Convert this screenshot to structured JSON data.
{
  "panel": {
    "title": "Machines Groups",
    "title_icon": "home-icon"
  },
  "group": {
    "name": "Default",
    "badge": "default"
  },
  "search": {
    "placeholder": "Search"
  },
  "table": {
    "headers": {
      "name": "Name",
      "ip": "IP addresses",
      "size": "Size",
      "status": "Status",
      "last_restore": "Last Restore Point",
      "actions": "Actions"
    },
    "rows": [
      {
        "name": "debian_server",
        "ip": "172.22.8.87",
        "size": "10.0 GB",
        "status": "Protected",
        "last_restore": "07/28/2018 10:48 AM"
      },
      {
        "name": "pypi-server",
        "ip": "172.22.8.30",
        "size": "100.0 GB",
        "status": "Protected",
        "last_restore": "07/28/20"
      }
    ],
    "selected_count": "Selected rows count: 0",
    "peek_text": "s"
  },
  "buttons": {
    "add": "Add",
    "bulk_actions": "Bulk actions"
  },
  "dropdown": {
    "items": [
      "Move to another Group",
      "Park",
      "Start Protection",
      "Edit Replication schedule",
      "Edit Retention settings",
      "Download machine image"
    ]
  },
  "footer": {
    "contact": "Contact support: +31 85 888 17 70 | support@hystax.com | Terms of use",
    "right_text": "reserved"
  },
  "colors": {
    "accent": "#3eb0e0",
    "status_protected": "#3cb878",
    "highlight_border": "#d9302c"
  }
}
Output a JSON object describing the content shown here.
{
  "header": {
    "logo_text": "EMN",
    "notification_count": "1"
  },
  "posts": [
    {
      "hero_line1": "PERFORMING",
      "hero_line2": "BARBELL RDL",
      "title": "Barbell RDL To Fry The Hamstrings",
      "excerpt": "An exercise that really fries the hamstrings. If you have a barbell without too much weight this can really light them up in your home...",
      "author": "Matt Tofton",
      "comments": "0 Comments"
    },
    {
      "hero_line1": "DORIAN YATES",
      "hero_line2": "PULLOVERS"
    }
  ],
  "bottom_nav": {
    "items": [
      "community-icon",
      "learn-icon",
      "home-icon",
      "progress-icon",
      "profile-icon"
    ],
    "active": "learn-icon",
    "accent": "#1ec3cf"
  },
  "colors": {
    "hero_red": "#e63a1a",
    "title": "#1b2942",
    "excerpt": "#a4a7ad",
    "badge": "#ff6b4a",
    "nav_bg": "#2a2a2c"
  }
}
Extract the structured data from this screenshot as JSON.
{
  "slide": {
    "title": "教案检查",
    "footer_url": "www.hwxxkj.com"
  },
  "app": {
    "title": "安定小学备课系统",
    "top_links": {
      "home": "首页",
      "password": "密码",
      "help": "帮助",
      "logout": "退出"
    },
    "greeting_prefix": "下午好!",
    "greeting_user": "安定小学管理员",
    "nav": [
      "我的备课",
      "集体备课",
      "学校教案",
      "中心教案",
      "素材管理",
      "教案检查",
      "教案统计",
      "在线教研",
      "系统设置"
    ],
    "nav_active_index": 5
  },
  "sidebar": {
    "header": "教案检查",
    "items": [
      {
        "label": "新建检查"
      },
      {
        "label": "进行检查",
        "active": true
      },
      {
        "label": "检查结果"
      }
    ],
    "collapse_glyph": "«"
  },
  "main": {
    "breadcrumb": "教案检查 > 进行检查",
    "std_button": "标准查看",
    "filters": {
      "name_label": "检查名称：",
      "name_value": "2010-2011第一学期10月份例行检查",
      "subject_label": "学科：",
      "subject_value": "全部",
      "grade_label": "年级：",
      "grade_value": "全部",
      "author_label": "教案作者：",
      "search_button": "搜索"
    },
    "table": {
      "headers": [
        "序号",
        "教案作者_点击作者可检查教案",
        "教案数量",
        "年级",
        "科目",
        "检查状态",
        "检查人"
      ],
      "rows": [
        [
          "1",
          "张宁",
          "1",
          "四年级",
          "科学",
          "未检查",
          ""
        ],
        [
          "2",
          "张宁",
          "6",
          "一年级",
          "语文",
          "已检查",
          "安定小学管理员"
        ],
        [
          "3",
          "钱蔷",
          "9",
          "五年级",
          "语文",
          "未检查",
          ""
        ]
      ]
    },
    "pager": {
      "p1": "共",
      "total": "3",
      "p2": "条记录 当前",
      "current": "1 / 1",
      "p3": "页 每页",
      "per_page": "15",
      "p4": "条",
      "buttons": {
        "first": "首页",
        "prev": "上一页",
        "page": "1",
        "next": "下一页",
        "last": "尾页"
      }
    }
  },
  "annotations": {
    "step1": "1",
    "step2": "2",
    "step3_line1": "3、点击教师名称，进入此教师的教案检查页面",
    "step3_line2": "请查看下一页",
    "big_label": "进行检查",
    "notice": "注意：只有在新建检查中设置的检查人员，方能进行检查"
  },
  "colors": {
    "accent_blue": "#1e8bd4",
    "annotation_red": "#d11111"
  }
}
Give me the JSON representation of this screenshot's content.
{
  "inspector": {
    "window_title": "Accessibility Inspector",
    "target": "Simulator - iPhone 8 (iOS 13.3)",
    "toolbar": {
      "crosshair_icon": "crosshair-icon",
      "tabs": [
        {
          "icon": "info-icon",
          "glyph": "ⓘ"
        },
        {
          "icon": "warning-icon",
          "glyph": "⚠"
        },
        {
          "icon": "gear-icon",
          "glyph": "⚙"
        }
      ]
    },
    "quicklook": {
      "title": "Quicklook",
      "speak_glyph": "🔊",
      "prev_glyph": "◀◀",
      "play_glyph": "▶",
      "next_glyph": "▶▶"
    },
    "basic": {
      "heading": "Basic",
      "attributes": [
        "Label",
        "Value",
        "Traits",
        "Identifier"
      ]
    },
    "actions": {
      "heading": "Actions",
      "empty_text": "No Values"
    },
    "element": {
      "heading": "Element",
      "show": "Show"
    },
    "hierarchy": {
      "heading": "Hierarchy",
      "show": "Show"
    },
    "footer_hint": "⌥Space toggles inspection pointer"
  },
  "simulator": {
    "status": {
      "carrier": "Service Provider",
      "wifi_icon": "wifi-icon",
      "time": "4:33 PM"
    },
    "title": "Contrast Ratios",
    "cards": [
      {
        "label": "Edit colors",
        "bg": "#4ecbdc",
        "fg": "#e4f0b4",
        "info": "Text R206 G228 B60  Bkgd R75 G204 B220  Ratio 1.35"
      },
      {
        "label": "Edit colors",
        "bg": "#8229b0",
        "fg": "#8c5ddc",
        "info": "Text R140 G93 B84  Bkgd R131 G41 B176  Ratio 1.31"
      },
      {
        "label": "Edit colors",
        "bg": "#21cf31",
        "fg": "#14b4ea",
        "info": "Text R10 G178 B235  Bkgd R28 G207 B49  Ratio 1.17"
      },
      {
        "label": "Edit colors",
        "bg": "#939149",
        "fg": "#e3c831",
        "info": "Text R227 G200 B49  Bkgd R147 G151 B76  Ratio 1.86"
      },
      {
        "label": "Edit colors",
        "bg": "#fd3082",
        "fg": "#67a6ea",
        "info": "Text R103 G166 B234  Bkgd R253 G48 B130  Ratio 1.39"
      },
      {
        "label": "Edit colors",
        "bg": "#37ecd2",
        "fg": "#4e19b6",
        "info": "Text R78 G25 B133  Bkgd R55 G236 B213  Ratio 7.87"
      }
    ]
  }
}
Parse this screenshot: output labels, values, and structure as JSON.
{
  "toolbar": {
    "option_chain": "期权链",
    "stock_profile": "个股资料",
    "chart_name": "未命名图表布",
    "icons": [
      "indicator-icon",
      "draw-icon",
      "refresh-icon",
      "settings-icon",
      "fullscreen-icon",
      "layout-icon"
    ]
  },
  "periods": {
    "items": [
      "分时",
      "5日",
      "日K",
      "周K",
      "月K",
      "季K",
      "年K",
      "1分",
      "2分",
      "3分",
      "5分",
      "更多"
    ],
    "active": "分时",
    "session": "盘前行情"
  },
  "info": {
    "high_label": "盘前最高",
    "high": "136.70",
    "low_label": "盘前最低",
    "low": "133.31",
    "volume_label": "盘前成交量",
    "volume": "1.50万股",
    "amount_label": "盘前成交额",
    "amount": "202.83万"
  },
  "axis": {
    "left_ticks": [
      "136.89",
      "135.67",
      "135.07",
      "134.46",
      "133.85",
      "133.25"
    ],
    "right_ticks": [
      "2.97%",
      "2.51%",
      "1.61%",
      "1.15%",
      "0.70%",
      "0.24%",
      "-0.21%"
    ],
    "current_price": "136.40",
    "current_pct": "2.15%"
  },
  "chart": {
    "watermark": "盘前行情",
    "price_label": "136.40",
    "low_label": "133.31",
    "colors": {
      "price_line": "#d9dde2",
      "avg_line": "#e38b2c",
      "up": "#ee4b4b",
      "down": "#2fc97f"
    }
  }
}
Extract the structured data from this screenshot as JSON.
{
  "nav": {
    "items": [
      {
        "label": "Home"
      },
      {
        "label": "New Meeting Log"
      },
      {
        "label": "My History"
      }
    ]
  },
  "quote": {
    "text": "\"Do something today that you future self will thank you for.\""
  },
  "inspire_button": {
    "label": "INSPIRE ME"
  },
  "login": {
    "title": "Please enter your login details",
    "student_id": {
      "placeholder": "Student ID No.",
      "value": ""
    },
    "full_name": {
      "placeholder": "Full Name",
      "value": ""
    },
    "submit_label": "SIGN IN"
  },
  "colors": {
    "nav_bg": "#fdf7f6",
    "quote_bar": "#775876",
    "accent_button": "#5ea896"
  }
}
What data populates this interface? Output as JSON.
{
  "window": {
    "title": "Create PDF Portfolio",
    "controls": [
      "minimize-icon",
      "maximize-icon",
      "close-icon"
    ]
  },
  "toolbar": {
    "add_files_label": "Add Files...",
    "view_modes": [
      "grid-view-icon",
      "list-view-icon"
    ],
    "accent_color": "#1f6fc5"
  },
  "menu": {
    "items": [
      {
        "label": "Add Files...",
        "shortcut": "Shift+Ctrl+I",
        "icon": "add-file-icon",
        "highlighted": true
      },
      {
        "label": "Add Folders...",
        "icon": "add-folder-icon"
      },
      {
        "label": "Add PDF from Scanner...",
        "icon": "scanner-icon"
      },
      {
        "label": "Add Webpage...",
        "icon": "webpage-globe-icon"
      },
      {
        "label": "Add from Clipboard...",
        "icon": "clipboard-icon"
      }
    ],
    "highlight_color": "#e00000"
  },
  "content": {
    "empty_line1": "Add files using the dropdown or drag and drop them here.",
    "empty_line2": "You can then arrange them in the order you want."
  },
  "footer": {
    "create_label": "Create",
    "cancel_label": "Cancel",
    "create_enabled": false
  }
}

☆ ☆ ☆

Required task
Go through the material above and count the lines that contain "dropdown"; give that number alone.

Result of this task
2